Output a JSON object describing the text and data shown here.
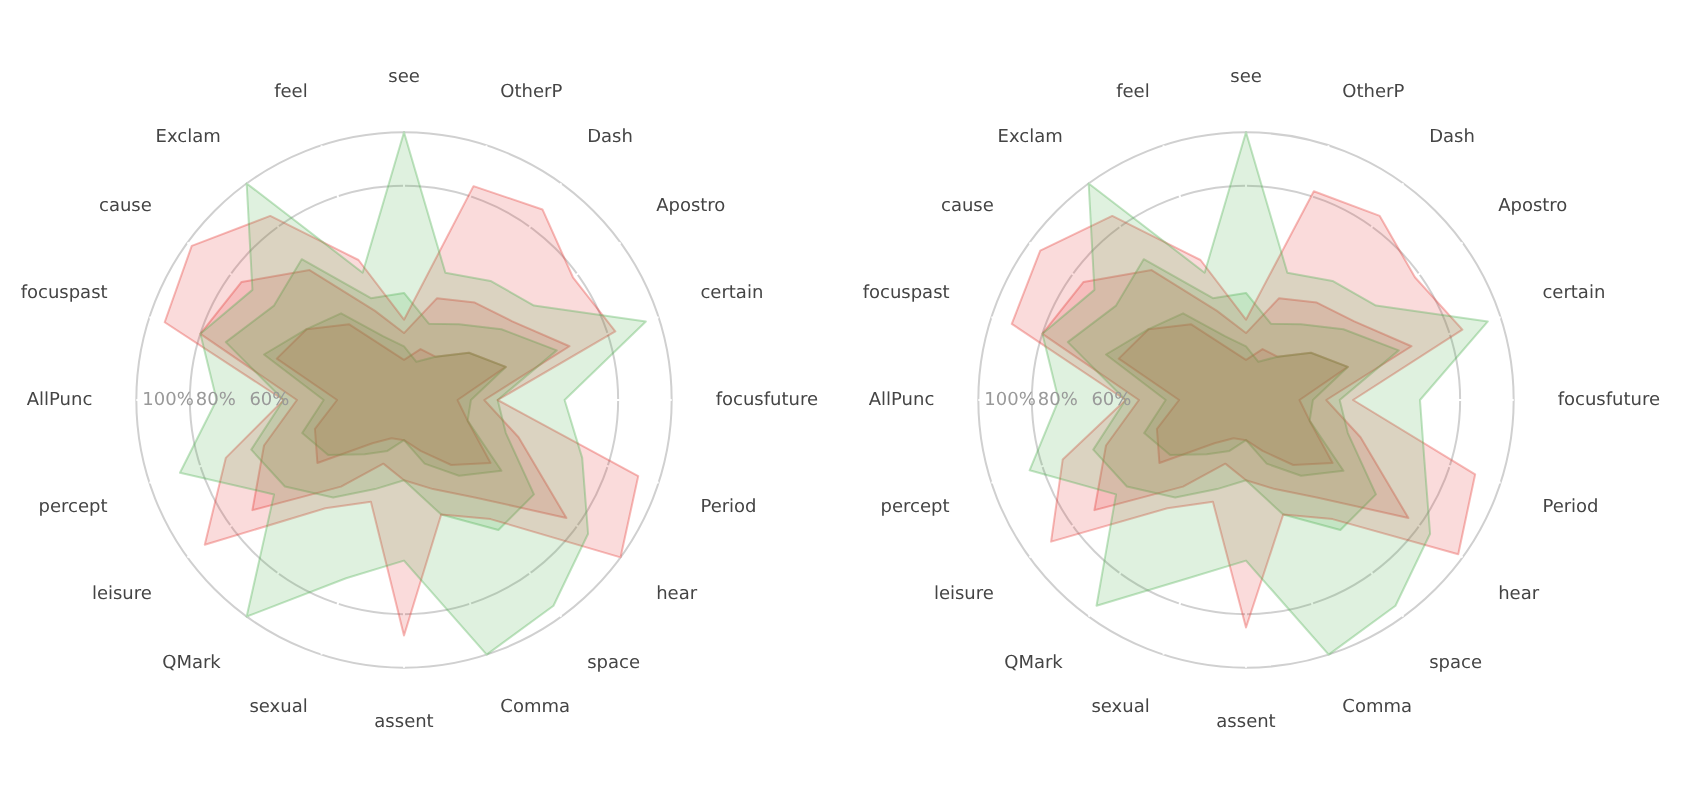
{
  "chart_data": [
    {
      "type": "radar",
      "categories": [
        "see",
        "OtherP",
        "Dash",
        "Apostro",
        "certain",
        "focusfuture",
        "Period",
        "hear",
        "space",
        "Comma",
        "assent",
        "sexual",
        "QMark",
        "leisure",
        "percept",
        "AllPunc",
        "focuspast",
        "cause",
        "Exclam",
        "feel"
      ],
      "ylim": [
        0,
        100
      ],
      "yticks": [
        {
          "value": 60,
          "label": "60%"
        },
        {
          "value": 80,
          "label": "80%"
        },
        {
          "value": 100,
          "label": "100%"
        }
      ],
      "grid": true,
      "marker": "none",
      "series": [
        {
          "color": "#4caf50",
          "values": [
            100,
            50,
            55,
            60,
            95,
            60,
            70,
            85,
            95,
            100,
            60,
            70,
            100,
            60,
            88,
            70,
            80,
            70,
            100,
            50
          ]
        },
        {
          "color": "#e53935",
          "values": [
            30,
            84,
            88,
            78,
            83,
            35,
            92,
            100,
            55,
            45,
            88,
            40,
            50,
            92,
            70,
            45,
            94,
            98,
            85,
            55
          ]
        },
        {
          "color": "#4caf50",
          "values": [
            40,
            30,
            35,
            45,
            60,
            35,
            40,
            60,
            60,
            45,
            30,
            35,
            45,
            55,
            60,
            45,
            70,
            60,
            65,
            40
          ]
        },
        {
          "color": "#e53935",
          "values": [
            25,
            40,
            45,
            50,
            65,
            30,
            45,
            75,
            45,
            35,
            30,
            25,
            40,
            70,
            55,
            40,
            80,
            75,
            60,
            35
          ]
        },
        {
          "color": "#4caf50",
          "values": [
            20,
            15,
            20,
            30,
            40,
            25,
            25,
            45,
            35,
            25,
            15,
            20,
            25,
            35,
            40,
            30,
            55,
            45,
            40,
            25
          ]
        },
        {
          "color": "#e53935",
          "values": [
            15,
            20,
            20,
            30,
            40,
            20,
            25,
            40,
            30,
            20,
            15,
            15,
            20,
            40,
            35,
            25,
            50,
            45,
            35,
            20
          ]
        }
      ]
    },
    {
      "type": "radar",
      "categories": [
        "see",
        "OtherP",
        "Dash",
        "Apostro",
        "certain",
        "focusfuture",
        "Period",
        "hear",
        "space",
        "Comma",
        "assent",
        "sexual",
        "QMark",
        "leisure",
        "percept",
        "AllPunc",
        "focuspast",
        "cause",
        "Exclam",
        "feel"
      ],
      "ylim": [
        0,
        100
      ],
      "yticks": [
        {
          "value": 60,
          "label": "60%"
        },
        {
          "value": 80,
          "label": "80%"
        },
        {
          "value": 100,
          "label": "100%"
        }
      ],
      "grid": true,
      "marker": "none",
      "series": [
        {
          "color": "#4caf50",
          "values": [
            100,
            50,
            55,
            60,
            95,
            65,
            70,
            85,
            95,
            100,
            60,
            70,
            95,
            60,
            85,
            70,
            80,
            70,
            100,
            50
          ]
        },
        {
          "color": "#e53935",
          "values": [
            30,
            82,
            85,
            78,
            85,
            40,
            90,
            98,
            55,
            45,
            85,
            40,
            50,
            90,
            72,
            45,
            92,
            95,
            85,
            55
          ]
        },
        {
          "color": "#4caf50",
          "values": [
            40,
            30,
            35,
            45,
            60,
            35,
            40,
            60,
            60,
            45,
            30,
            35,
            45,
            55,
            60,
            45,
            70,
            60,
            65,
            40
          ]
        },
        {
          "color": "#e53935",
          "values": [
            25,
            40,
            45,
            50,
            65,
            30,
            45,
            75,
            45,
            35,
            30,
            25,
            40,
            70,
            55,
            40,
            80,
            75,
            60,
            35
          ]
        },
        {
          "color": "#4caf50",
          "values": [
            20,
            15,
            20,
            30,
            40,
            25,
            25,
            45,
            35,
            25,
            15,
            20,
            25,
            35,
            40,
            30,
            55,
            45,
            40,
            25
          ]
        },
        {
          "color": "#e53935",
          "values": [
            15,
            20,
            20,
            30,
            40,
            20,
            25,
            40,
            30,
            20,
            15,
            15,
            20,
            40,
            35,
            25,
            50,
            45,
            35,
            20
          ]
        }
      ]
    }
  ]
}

What you have to do: Give every line back word for word and leave the pictures out.

Full response:
Output a JSON object describing the text and data shown here.
{
  "chart_data": [
    {
      "type": "radar",
      "categories": [
        "see",
        "OtherP",
        "Dash",
        "Apostro",
        "certain",
        "focusfuture",
        "Period",
        "hear",
        "space",
        "Comma",
        "assent",
        "sexual",
        "QMark",
        "leisure",
        "percept",
        "AllPunc",
        "focuspast",
        "cause",
        "Exclam",
        "feel"
      ],
      "ylim": [
        0,
        100
      ],
      "yticks": [
        {
          "value": 60,
          "label": "60%"
        },
        {
          "value": 80,
          "label": "80%"
        },
        {
          "value": 100,
          "label": "100%"
        }
      ],
      "grid": true,
      "marker": "none",
      "series": [
        {
          "color": "#4caf50",
          "values": [
            100,
            50,
            55,
            60,
            95,
            60,
            70,
            85,
            95,
            100,
            60,
            70,
            100,
            60,
            88,
            70,
            80,
            70,
            100,
            50
          ]
        },
        {
          "color": "#e53935",
          "values": [
            30,
            84,
            88,
            78,
            83,
            35,
            92,
            100,
            55,
            45,
            88,
            40,
            50,
            92,
            70,
            45,
            94,
            98,
            85,
            55
          ]
        },
        {
          "color": "#4caf50",
          "values": [
            40,
            30,
            35,
            45,
            60,
            35,
            40,
            60,
            60,
            45,
            30,
            35,
            45,
            55,
            60,
            45,
            70,
            60,
            65,
            40
          ]
        },
        {
          "color": "#e53935",
          "values": [
            25,
            40,
            45,
            50,
            65,
            30,
            45,
            75,
            45,
            35,
            30,
            25,
            40,
            70,
            55,
            40,
            80,
            75,
            60,
            35
          ]
        },
        {
          "color": "#4caf50",
          "values": [
            20,
            15,
            20,
            30,
            40,
            25,
            25,
            45,
            35,
            25,
            15,
            20,
            25,
            35,
            40,
            30,
            55,
            45,
            40,
            25
          ]
        },
        {
          "color": "#e53935",
          "values": [
            15,
            20,
            20,
            30,
            40,
            20,
            25,
            40,
            30,
            20,
            15,
            15,
            20,
            40,
            35,
            25,
            50,
            45,
            35,
            20
          ]
        }
      ]
    },
    {
      "type": "radar",
      "categories": [
        "see",
        "OtherP",
        "Dash",
        "Apostro",
        "certain",
        "focusfuture",
        "Period",
        "hear",
        "space",
        "Comma",
        "assent",
        "sexual",
        "QMark",
        "leisure",
        "percept",
        "AllPunc",
        "focuspast",
        "cause",
        "Exclam",
        "feel"
      ],
      "ylim": [
        0,
        100
      ],
      "yticks": [
        {
          "value": 60,
          "label": "60%"
        },
        {
          "value": 80,
          "label": "80%"
        },
        {
          "value": 100,
          "label": "100%"
        }
      ],
      "grid": true,
      "marker": "none",
      "series": [
        {
          "color": "#4caf50",
          "values": [
            100,
            50,
            55,
            60,
            95,
            65,
            70,
            85,
            95,
            100,
            60,
            70,
            95,
            60,
            85,
            70,
            80,
            70,
            100,
            50
          ]
        },
        {
          "color": "#e53935",
          "values": [
            30,
            82,
            85,
            78,
            85,
            40,
            90,
            98,
            55,
            45,
            85,
            40,
            50,
            90,
            72,
            45,
            92,
            95,
            85,
            55
          ]
        },
        {
          "color": "#4caf50",
          "values": [
            40,
            30,
            35,
            45,
            60,
            35,
            40,
            60,
            60,
            45,
            30,
            35,
            45,
            55,
            60,
            45,
            70,
            60,
            65,
            40
          ]
        },
        {
          "color": "#e53935",
          "values": [
            25,
            40,
            45,
            50,
            65,
            30,
            45,
            75,
            45,
            35,
            30,
            25,
            40,
            70,
            55,
            40,
            80,
            75,
            60,
            35
          ]
        },
        {
          "color": "#4caf50",
          "values": [
            20,
            15,
            20,
            30,
            40,
            25,
            25,
            45,
            35,
            25,
            15,
            20,
            25,
            35,
            40,
            30,
            55,
            45,
            40,
            25
          ]
        },
        {
          "color": "#e53935",
          "values": [
            15,
            20,
            20,
            30,
            40,
            20,
            25,
            40,
            30,
            20,
            15,
            15,
            20,
            40,
            35,
            25,
            50,
            45,
            35,
            20
          ]
        }
      ]
    }
  ]
}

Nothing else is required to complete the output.